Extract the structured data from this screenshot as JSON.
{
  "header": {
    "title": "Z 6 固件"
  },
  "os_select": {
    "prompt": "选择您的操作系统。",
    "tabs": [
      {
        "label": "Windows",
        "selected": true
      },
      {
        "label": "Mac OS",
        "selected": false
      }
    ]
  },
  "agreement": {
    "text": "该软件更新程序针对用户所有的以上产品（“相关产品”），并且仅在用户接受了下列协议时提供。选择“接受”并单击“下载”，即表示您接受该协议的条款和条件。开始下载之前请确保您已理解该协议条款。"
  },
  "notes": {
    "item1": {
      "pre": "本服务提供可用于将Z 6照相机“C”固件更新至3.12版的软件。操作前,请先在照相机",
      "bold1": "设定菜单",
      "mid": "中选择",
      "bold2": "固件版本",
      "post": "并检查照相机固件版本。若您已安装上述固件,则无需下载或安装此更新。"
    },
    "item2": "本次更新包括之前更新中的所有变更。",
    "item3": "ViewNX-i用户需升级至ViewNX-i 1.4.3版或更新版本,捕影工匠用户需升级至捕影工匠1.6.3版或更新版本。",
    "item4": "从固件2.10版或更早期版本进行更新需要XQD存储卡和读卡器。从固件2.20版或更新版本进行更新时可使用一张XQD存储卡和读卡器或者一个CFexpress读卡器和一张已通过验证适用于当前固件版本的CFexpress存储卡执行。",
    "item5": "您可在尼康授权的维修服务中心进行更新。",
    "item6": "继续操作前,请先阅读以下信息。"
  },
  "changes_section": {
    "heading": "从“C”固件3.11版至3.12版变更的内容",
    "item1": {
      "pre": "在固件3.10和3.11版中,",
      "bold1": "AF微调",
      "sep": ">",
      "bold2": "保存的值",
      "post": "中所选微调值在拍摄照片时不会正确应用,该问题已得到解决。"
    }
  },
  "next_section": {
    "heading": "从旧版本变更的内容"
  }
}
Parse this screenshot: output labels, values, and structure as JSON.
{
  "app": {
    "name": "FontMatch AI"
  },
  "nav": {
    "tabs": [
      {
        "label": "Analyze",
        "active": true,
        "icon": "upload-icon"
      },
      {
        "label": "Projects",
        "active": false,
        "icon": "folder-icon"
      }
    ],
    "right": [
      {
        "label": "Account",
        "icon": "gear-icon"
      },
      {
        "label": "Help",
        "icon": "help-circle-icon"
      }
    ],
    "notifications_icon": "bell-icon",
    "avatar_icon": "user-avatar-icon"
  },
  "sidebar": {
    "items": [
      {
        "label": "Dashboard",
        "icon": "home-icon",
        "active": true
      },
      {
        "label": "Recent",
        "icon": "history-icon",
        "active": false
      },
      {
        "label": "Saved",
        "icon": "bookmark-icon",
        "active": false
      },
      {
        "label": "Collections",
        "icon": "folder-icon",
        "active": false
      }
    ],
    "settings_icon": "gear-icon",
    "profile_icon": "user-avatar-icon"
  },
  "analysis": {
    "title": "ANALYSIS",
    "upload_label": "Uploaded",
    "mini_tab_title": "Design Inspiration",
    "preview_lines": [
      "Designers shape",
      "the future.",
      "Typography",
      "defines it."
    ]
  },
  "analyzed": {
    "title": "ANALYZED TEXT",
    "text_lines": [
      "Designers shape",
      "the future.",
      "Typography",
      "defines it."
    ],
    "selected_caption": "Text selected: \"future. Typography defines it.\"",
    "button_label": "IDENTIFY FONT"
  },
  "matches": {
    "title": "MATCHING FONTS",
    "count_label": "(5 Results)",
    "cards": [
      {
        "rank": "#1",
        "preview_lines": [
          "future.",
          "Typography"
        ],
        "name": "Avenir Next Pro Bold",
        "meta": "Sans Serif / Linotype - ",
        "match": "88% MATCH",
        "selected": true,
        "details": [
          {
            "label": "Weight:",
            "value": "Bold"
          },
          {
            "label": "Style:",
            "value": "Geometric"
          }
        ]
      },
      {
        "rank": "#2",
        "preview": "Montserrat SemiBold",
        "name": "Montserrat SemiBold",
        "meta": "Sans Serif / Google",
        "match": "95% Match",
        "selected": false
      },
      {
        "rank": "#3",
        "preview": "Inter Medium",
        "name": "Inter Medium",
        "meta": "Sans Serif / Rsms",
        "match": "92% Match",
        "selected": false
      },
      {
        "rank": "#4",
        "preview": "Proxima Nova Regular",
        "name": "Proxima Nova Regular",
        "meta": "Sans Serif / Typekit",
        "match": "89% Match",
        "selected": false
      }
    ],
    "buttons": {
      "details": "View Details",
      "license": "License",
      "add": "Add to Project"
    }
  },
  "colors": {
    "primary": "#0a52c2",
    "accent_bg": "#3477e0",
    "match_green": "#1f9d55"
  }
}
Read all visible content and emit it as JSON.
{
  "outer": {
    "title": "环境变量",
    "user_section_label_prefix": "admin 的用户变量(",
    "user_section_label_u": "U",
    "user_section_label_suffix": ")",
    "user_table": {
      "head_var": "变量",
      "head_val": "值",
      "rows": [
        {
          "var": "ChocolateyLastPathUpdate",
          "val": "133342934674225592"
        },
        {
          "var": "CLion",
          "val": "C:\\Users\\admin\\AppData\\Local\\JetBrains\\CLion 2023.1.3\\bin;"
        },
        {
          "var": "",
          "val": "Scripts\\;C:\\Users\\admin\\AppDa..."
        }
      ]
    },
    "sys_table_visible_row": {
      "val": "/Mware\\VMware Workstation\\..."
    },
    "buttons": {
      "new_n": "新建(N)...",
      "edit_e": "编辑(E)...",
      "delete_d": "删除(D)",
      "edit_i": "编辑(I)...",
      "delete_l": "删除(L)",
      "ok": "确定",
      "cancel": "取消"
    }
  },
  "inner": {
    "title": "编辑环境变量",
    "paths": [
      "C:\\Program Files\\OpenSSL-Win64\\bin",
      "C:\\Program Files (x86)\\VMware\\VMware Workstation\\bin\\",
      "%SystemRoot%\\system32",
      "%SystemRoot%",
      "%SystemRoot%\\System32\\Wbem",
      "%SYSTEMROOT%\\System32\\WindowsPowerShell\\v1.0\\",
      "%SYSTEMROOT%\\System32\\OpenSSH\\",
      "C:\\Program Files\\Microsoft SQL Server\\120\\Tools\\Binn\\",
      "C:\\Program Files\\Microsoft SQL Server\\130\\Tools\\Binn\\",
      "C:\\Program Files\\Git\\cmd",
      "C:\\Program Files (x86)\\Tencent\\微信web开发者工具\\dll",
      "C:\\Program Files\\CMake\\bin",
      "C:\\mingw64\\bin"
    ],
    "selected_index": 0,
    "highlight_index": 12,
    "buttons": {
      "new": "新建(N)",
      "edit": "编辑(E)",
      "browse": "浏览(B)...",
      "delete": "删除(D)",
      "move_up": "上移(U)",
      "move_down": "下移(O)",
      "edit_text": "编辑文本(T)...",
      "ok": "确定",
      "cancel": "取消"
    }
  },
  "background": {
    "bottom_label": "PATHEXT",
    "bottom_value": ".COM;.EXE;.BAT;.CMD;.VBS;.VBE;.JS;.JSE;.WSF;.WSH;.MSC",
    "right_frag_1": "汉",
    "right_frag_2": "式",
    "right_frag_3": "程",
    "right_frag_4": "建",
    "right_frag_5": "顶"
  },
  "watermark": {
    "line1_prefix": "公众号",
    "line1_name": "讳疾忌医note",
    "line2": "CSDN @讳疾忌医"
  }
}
* * * * *
### What is required
Take every line from the data that contains the word "CLion".

### The output
          "var": "CLion",
          "val": "C:\\Users\\admin\\AppData\\Local\\JetBrains\\CLion 2023.1.3\\bin;"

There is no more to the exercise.